## Problem
Extract each line of the records below that contains the word "днем".

··· Exercise data

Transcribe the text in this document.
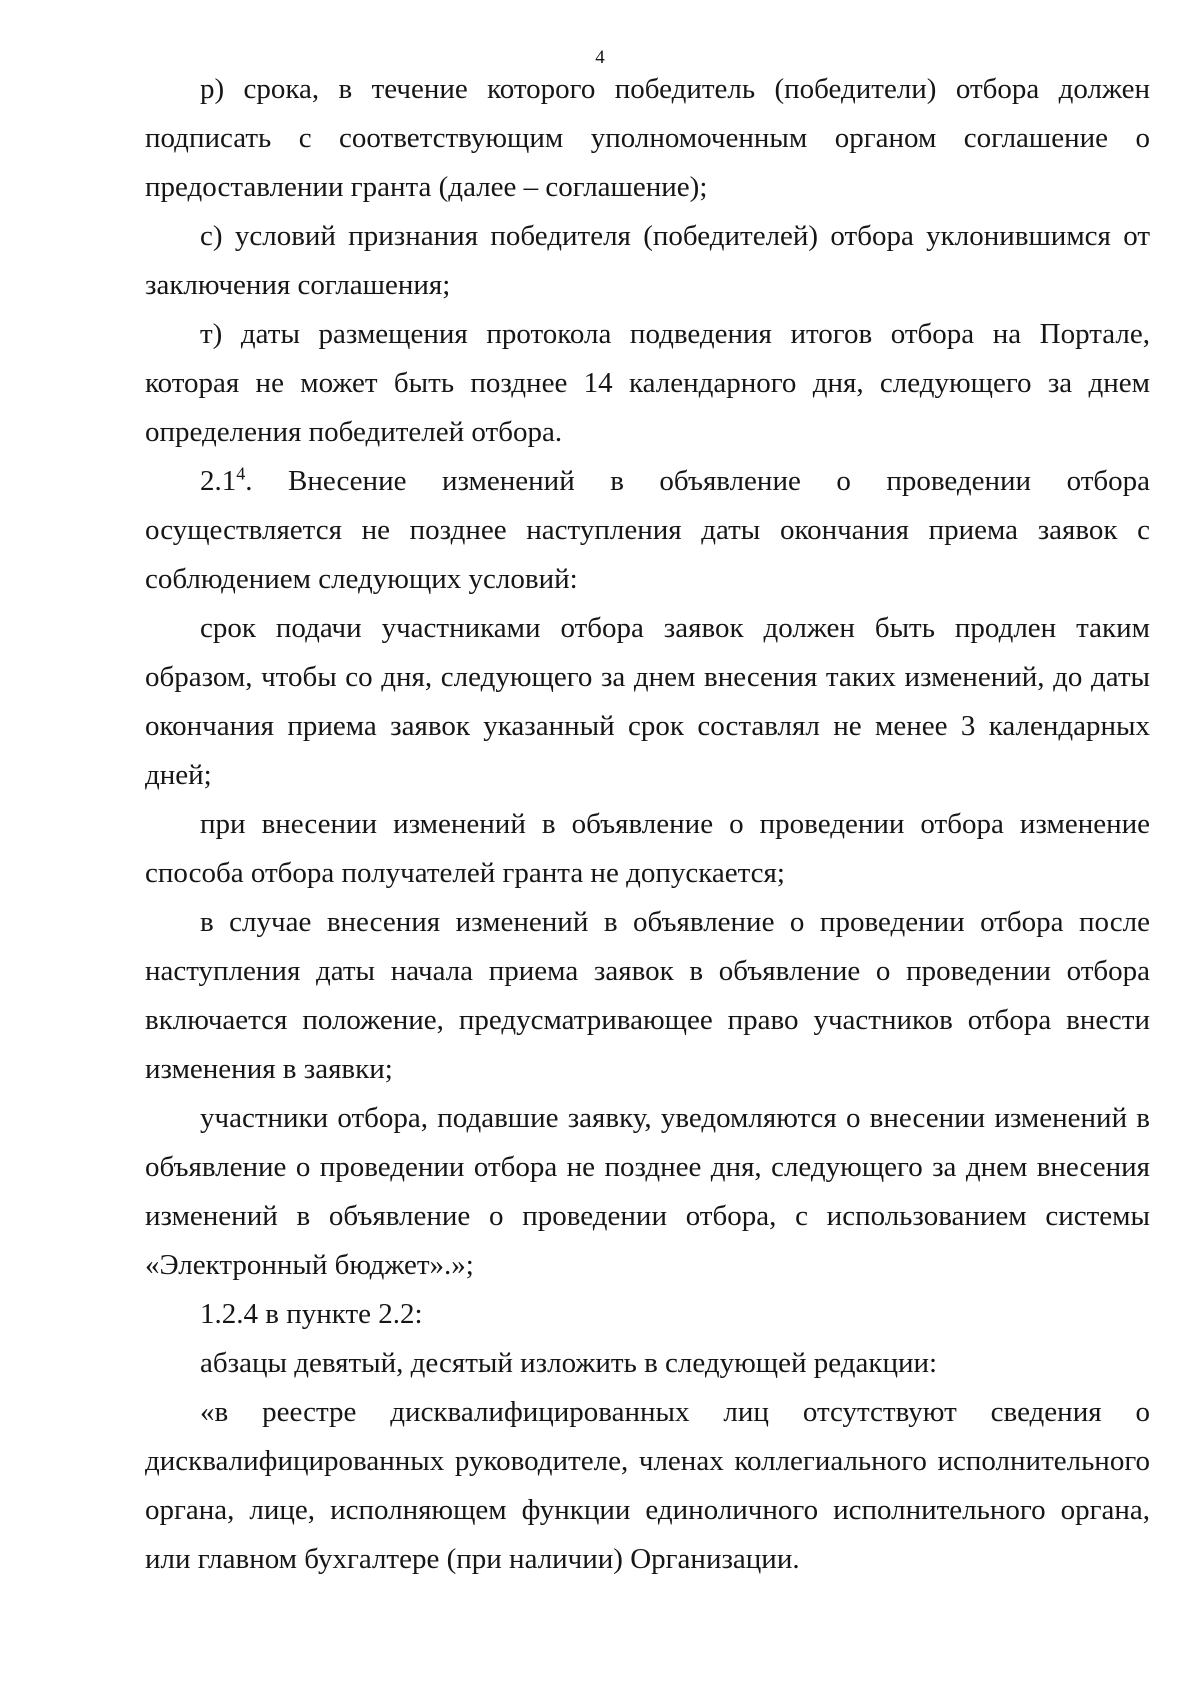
4

р) срока, в течение которого победитель (победители) отбора должен подписать с соответствующим уполномоченным органом соглашение о предоставлении гранта (далее – соглашение);

с) условий признания победителя (победителей) отбора уклонившимся от заключения соглашения;

т) даты размещения протокола подведения итогов отбора на Портале, которая не может быть позднее 14 календарного дня, следующего за днем определения победителей отбора.

$2.1^4$. Внесение изменений в объявление о проведении отбора осуществляется не позднее наступления даты окончания приема заявок с соблюдением следующих условий:

срок подачи участниками отбора заявок должен быть продлен таким образом, чтобы со дня, следующего за днем внесения таких изменений, до даты окончания приема заявок указанный срок составлял не менее 3 календарных дней;

при внесении изменений в объявление о проведении отбора изменение способа отбора получателей гранта не допускается;

в случае внесения изменений в объявление о проведении отбора после наступления даты начала приема заявок в объявление о проведении отбора включается положение, предусматривающее право участников отбора внести изменения в заявки;

участники отбора, подавшие заявку, уведомляются о внесении изменений в объявление о проведении отбора не позднее дня, следующего за днем внесения изменений в объявление о проведении отбора, с использованием системы «Электронный бюджет».»;

1.2.4 в пункте 2.2:

абзацы девятый, десятый изложить в следующей редакции:

«в реестре дисквалифицированных лиц отсутствуют сведения о дисквалифицированных руководителе, членах коллегиального исполнительного органа, лице, исполняющем функции единоличного исполнительного органа, или главном бухгалтере (при наличии) Организации.
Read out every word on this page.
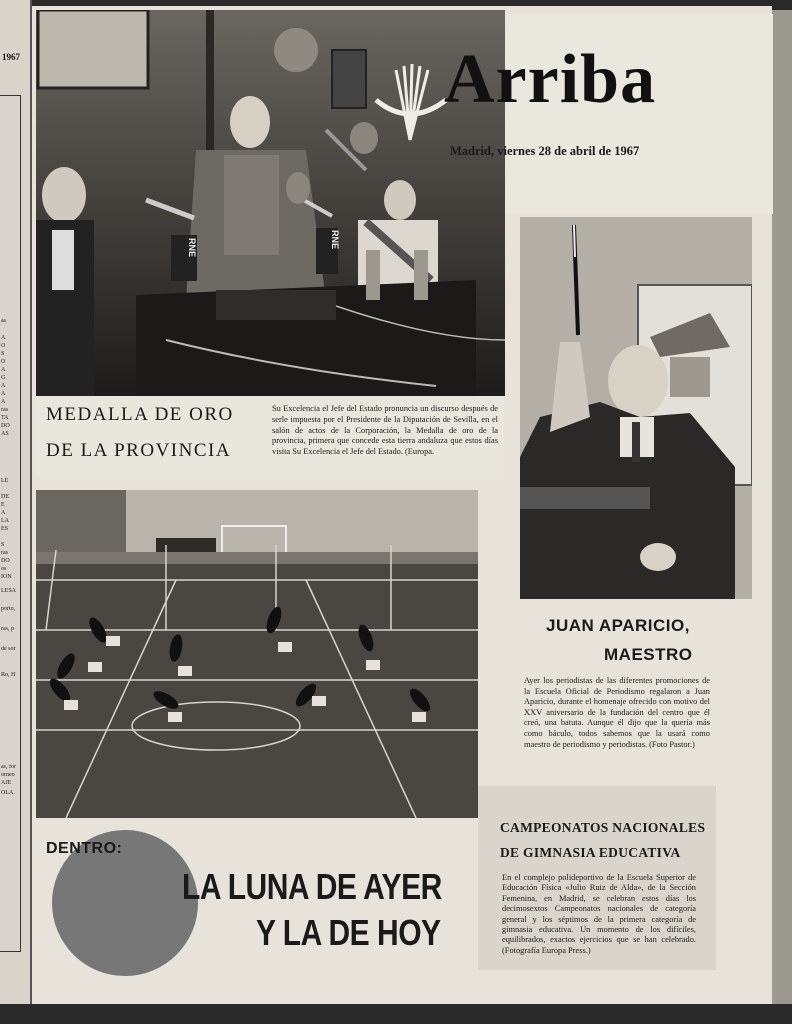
1967
as
A
O
S
O
A
G
A
A
A
ras
TA
DO
AS
LE
DE
E
A
LA
ES
S
ras
DO
os
IÓN
LESA
porto,
ras, p
de sor
Ro, H
as, for
orneo
AJE
OLA.
RNE	RNE
Arriba
Madrid, viernes 28 de abril de 1967
MEDALLA DE ORO
DE LA PROVINCIA
Su Excelencia el Jefe del Estado pronuncia un discurso después de serle impuesta por el Presidente de la Diputación de Sevilla, en el salón de actos de la Corporación, la Medalla de oro de la provincia, primera que concede esta tierra andaluza que estos días visita Su Excelencia el Jefe del Estado. (Europa.
JUAN APARICIO,
MAESTRO
Ayer los periodistas de las diferentes promociones de la Escuela Oficial de Periodismo regalaron a Juan Aparicio, durante el homenaje ofrecido con motivo del XXV aniversario de la fundación del centro que él creó, una batuta. Aunque él dijo que la quería más como báculo, todos sabemos que la usará como maestro de periodismo y periodistas. (Foto Pastor.)
CAMPEONATOS NACIONALES
DE GIMNASIA EDUCATIVA
En el complejo polideportivo de la Escuela Superior de Educación Física «Julio Ruiz de Alda», de la Sección Femenina, en Madrid, se celebran estos días los decimosextos Campeonatos nacionales de categoría general y los séptimos de la primera categoría de gimnasia educativa. Un momento de los difíciles, equilibrados, exactos ejercicios que se han celebrado. (Fotografía Europa Press.)
DENTRO:
LA LUNA DE AYER
Y LA DE HOY
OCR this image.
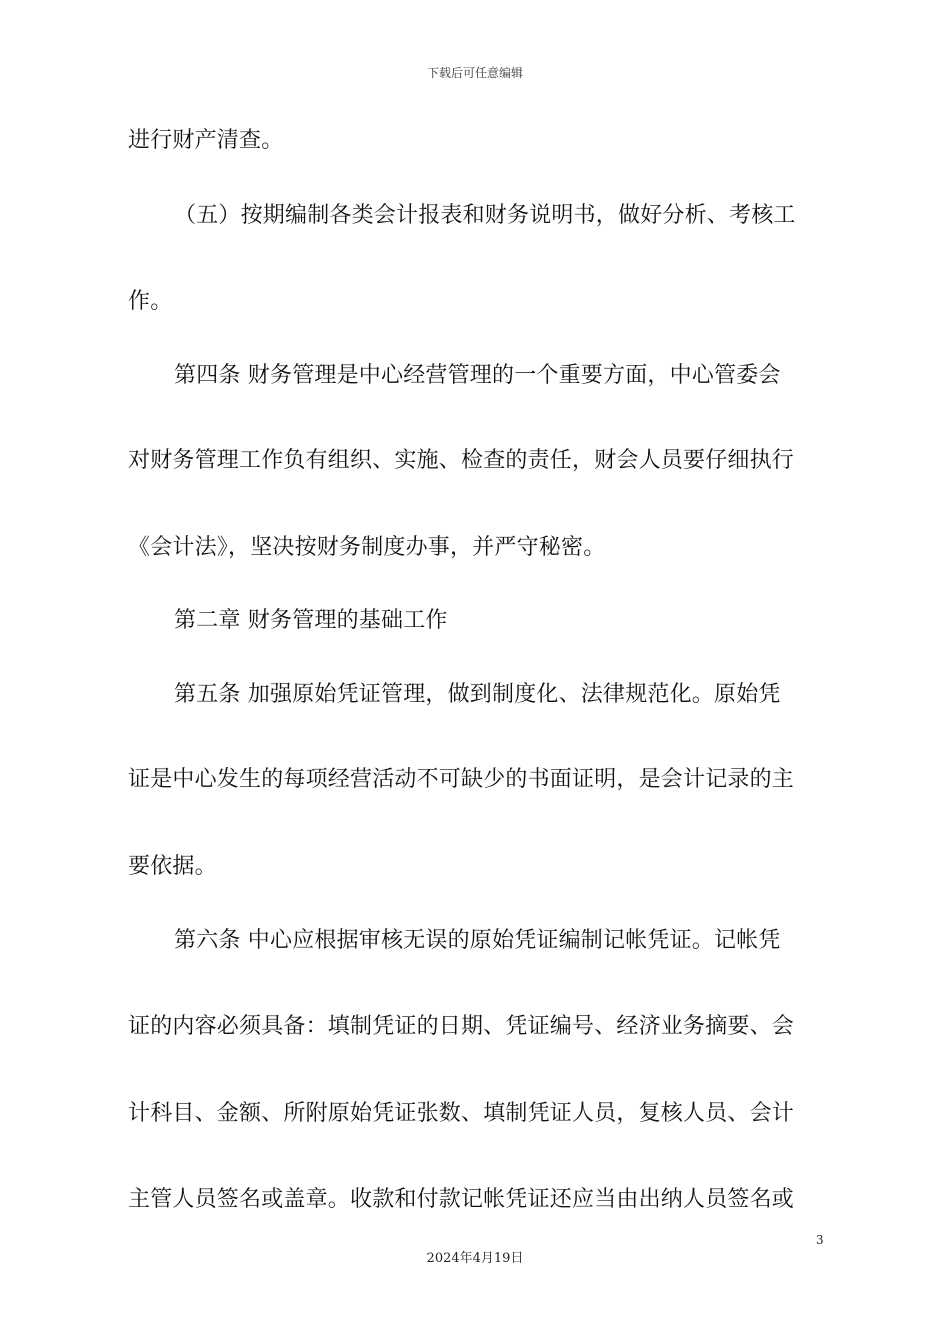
下载后可任意编辑
进行财产清查。
（五）按期编制各类会计报表和财务说明书，做好分析、考核工
作。
第四条 财务管理是中心经营管理的一个重要方面，中心管委会
对财务管理工作负有组织、实施、检查的责任，财会人员要仔细执行
《会计法》，坚决按财务制度办事，并严守秘密。
第二章 财务管理的基础工作
第五条 加强原始凭证管理，做到制度化、法律规范化。原始凭
证是中心发生的每项经营活动不可缺少的书面证明，是会计记录的主
要依据。
第六条 中心应根据审核无误的原始凭证编制记帐凭证。记帐凭
证的内容必须具备：填制凭证的日期、凭证编号、经济业务摘要、会
计科目、金额、所附原始凭证张数、填制凭证人员，复核人员、会计
主管人员签名或盖章。收款和付款记帐凭证还应当由出纳人员签名或
3
2024年4月19日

······

## Solution to this task
т) даты размещения протокола подведения итогов отбора на Портале, которая не может быть позднее 14 календарного дня, следующего за днем определения победителей отбора.
срок подачи участниками отбора заявок должен быть продлен таким образом, чтобы со дня, следующего за днем внесения таких изменений, до даты окончания приема заявок указанный срок составлял не менее 3 календарных дней;
участники отбора, подавшие заявку, уведомляются о внесении изменений в объявление о проведении отбора не позднее дня, следующего за днем внесения изменений в объявление о проведении отбора, с использованием системы «Электронный бюджет».»;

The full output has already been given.